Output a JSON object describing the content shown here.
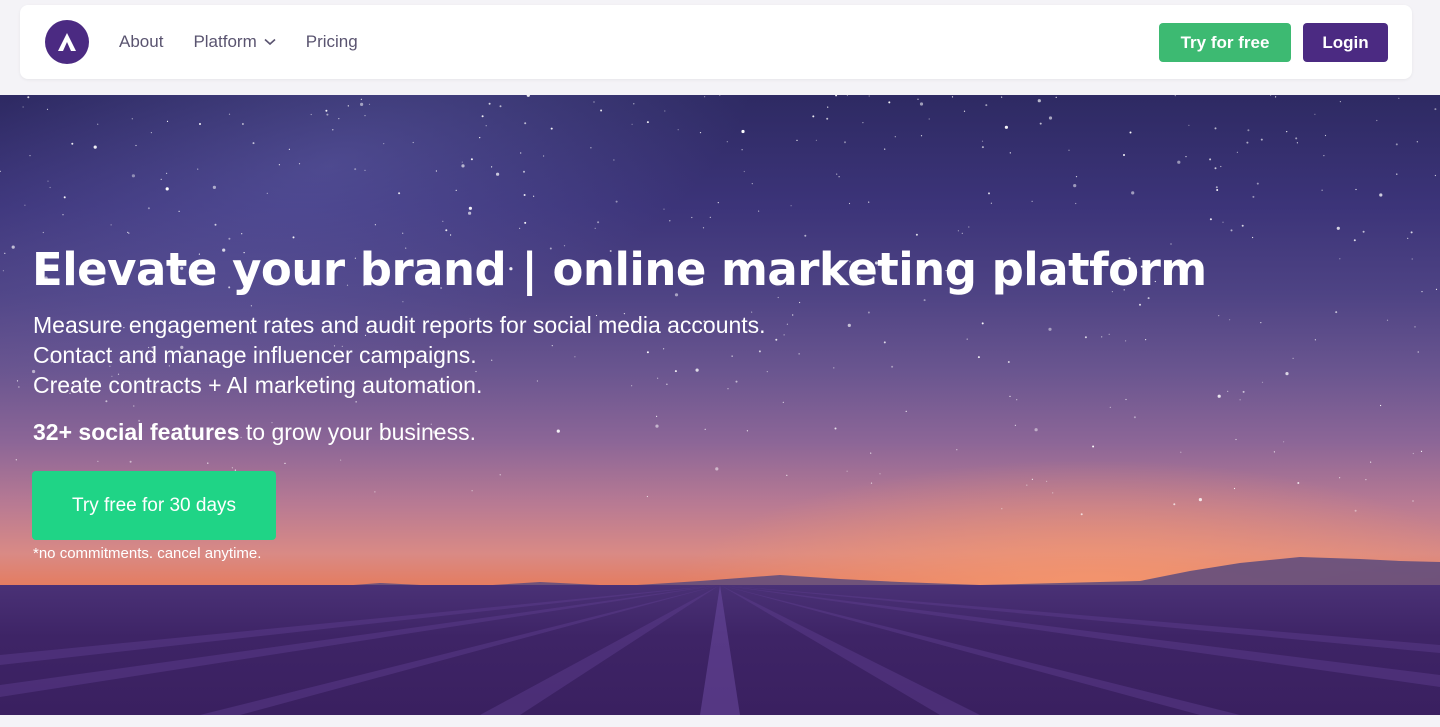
{
  "header": {
    "logo_icon": "brand-logo-icon",
    "nav": [
      {
        "label": "About"
      },
      {
        "label": "Platform",
        "icon": "chevron-down-icon"
      },
      {
        "label": "Pricing"
      }
    ],
    "try_label": "Try for free",
    "login_label": "Login"
  },
  "hero": {
    "title": "Elevate your brand | online marketing platform",
    "lines": [
      "Measure engagement rates and audit reports for social media accounts.",
      "Contact and manage influencer campaigns.",
      "Create contracts + AI marketing automation."
    ],
    "feature_bold": "32+ social features",
    "feature_rest": " to grow your business.",
    "cta_label": "Try free for 30 days",
    "note": "*no commitments. cancel anytime."
  },
  "colors": {
    "brand_purple": "#4b2a82",
    "green_button": "#3dba72",
    "hero_cta": "#1fd486"
  }
}
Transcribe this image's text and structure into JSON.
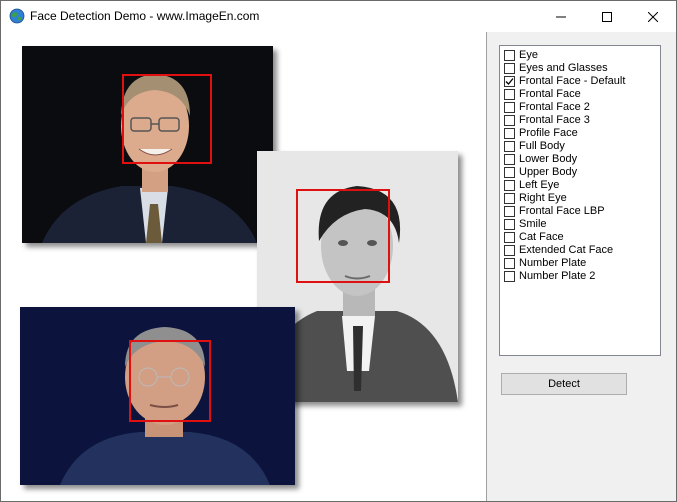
{
  "window": {
    "title": "Face Detection Demo - www.ImageEn.com",
    "icon": "globe-app-icon",
    "controls": [
      "minimize-icon",
      "maximize-icon",
      "close-icon"
    ]
  },
  "detection": {
    "highlight_color": "#e01010"
  },
  "classifiers": {
    "items": [
      {
        "label": "Eye",
        "checked": false
      },
      {
        "label": "Eyes and Glasses",
        "checked": false
      },
      {
        "label": "Frontal Face - Default",
        "checked": true
      },
      {
        "label": "Frontal Face",
        "checked": false
      },
      {
        "label": "Frontal Face 2",
        "checked": false
      },
      {
        "label": "Frontal Face 3",
        "checked": false
      },
      {
        "label": "Profile Face",
        "checked": false
      },
      {
        "label": "Full Body",
        "checked": false
      },
      {
        "label": "Lower Body",
        "checked": false
      },
      {
        "label": "Upper Body",
        "checked": false
      },
      {
        "label": "Left Eye",
        "checked": false
      },
      {
        "label": "Right Eye",
        "checked": false
      },
      {
        "label": "Frontal Face LBP",
        "checked": false
      },
      {
        "label": "Smile",
        "checked": false
      },
      {
        "label": "Cat Face",
        "checked": false
      },
      {
        "label": "Extended Cat Face",
        "checked": false
      },
      {
        "label": "Number Plate",
        "checked": false
      },
      {
        "label": "Number Plate 2",
        "checked": false
      }
    ]
  },
  "actions": {
    "detect_label": "Detect"
  }
}
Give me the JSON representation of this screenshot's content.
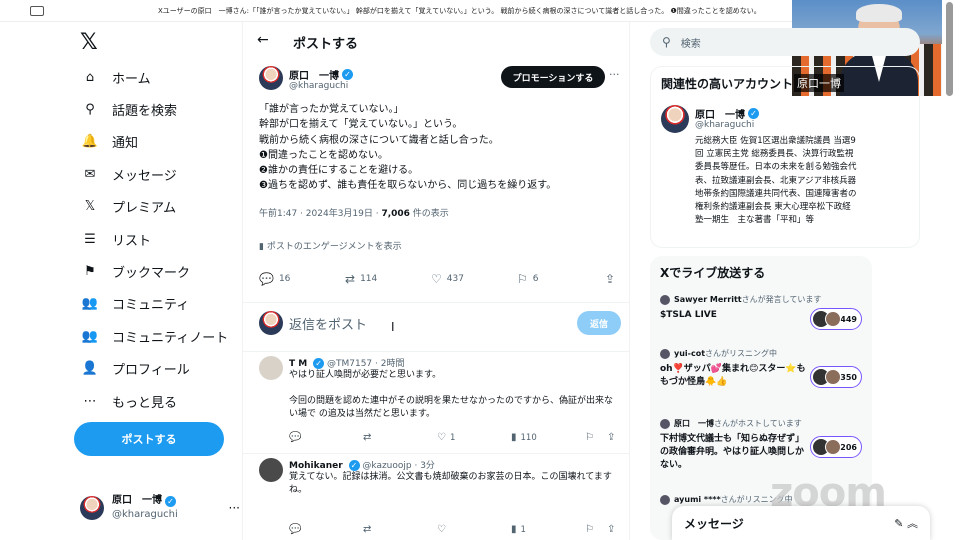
{
  "zoombar": {
    "ticker": "Xユーザーの原口　一博さん:「「誰が言ったか覚えていない。」 幹部が口を揃えて「覚えていない。」という。 戦前から続く病根の深さについて識者と話し合った。 ❶間違ったことを認めない。"
  },
  "video": {
    "name": "原口一博"
  },
  "nav": {
    "logo": "𝕏",
    "items": [
      {
        "label": "ホーム",
        "icon": "home-icon",
        "glyph": "⌂"
      },
      {
        "label": "話題を検索",
        "icon": "search-icon",
        "glyph": "⚲"
      },
      {
        "label": "通知",
        "icon": "bell-icon",
        "glyph": "🔔"
      },
      {
        "label": "メッセージ",
        "icon": "mail-icon",
        "glyph": "✉"
      },
      {
        "label": "プレミアム",
        "icon": "x-icon",
        "glyph": "𝕏"
      },
      {
        "label": "リスト",
        "icon": "list-icon",
        "glyph": "☰"
      },
      {
        "label": "ブックマーク",
        "icon": "bookmark-icon",
        "glyph": "⚑"
      },
      {
        "label": "コミュニティ",
        "icon": "community-icon",
        "glyph": "👥"
      },
      {
        "label": "コミュニティノート",
        "icon": "notes-icon",
        "glyph": "👥"
      },
      {
        "label": "プロフィール",
        "icon": "profile-icon",
        "glyph": "👤"
      },
      {
        "label": "もっと見る",
        "icon": "more-icon",
        "glyph": "⋯"
      }
    ],
    "post_button": "ポストする",
    "me": {
      "name": "原口　一博",
      "handle": "@kharaguchi",
      "more": "···"
    }
  },
  "main": {
    "title": "ポストする",
    "back": "←",
    "author": {
      "name": "原口　一博",
      "handle": "@kharaguchi"
    },
    "promo": "プロモーションする",
    "more": "···",
    "body": [
      "「誰が言ったか覚えていない。」",
      "幹部が口を揃えて「覚えていない。」という。",
      "戦前から続く病根の深さについて識者と話し合った。",
      "❶間違ったことを認めない。",
      "❷誰かの責任にすることを避ける。",
      "❸過ちを認めず、誰も責任を取らないから、同じ過ちを繰り返す。"
    ],
    "meta_time": "午前1:47 · 2024年3月19日 · ",
    "meta_views": "7,006",
    "meta_views_suffix": " 件の表示",
    "engagement": "ポストのエンゲージメントを表示",
    "actions": {
      "reply": "16",
      "repost": "114",
      "like": "437",
      "bookmark": "6"
    },
    "reply_placeholder": "返信をポスト",
    "reply_button": "返信",
    "replies": [
      {
        "name": "T M",
        "handle": "@TM7157 · 2時間",
        "text": "やはり証人喚問が必要だと思います。\n\n今回の問題を認めた連中がその説明を果たせなかったのですから、偽証が出来ない場で の追及は当然だと思います。",
        "reply": "",
        "repost": "",
        "like": "1",
        "views": "110"
      },
      {
        "name": "Mohikaner",
        "handle": "@kazuoojp · 3分",
        "text": "覚えてない。記録は抹消。公文書も焼却破棄のお家芸の日本。この国壊れてますね。",
        "reply": "",
        "repost": "",
        "like": "",
        "views": "1"
      }
    ]
  },
  "right": {
    "search_placeholder": "検索",
    "related_title": "関連性の高いアカウント",
    "account": {
      "name": "原口　一博",
      "handle": "@kharaguchi",
      "bio": "元総務大臣 佐賀1区選出衆議院議員 当選9回 立憲民主党 総務委員長、決算行政監視委員長等歴任。日本の未来を創る勉強会代表、拉致議連副会長、北東アジア非核兵器地帯条約国際議連共同代表、国連障害者の権利条約議連副会長 東大心理卒松下政経塾一期生　主な著書「平和」等"
    },
    "live_title": "Xでライブ放送する",
    "live": [
      {
        "host": "Sawyer Merritt",
        "status": "さんが発言しています",
        "title": "$TSLA LIVE",
        "count": "+449"
      },
      {
        "host": "yui-cot",
        "status": "さんがリスニング中",
        "title": "oh❣️ザッパ💕集まれ😊スター⭐ももづか怪鳥🐥👍",
        "count": "+350"
      },
      {
        "host": "原口　一博",
        "status": "さんがホストしています",
        "title": "下村博文代議士も「知らぬ存ぜず」の政倫審弁明。やはり証人喚問しかない。",
        "count": "+206"
      },
      {
        "host": "ayumi ****",
        "status": "さんがリスニング中",
        "title": "",
        "count": ""
      }
    ],
    "messages": "メッセージ"
  },
  "watermark": "zoom"
}
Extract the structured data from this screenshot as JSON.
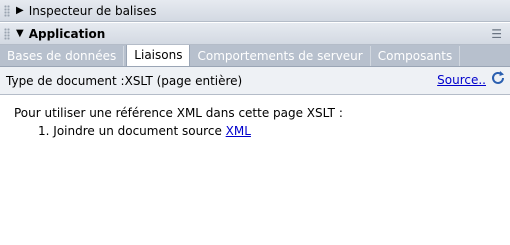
{
  "tag_inspector": {
    "label": "Inspecteur de balises"
  },
  "application": {
    "label": "Application",
    "options_icon": "panel-options-icon"
  },
  "tabs": [
    {
      "label": "Bases de données",
      "active": false
    },
    {
      "label": "Liaisons",
      "active": true
    },
    {
      "label": "Comportements de serveur",
      "active": false
    },
    {
      "label": "Composants",
      "active": false
    }
  ],
  "toolbar": {
    "doc_type": "Type de document :XSLT (page entière)",
    "source_link": "Source..",
    "refresh_icon": "refresh-icon"
  },
  "content": {
    "intro": "Pour utiliser une référence XML dans cette page XSLT :",
    "step_number": "1.",
    "step_text": "Joindre un document source",
    "step_link": "XML"
  },
  "colors": {
    "tab_bar": "#b7c0cd",
    "link": "#0000cc",
    "header": "#d3d9e2"
  }
}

Short task ▸ Pick out and copy the lines of the material that include the word "content".

Result below ▸
Output a JSON object describing the content shown here.
Give me the JSON representation of this screenshot's content.
  "content": {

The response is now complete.